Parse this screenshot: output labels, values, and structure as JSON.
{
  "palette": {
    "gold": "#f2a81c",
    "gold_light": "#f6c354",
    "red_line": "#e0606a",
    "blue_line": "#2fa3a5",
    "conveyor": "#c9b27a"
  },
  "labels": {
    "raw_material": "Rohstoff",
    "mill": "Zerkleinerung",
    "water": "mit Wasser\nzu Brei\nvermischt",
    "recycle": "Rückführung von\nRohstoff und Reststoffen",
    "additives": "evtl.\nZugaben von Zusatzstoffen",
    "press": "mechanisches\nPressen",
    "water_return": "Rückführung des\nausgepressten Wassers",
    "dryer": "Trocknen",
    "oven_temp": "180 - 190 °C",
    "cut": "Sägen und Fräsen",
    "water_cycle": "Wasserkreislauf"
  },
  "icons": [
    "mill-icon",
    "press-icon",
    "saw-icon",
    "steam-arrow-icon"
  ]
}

_Exercise task:_ Nothing should be changed: write out all of the data as is.

_Finished answer:_
Parse this screenshot: output labels, values, and structure as JSON.
{
  "palette": {
    "gold": "#f2a81c",
    "gold_light": "#f6c354",
    "red_line": "#e0606a",
    "blue_line": "#2fa3a5",
    "conveyor": "#c9b27a"
  },
  "labels": {
    "raw_material": "Rohstoff",
    "mill": "Zerkleinerung",
    "water": "mit Wasser\nzu Brei\nvermischt",
    "recycle": "Rückführung von\nRohstoff und Reststoffen",
    "additives": "evtl.\nZugaben von Zusatzstoffen",
    "press": "mechanisches\nPressen",
    "water_return": "Rückführung des\nausgepressten Wassers",
    "dryer": "Trocknen",
    "oven_temp": "180 - 190 °C",
    "cut": "Sägen und Fräsen",
    "water_cycle": "Wasserkreislauf"
  },
  "icons": [
    "mill-icon",
    "press-icon",
    "saw-icon",
    "steam-arrow-icon"
  ]
}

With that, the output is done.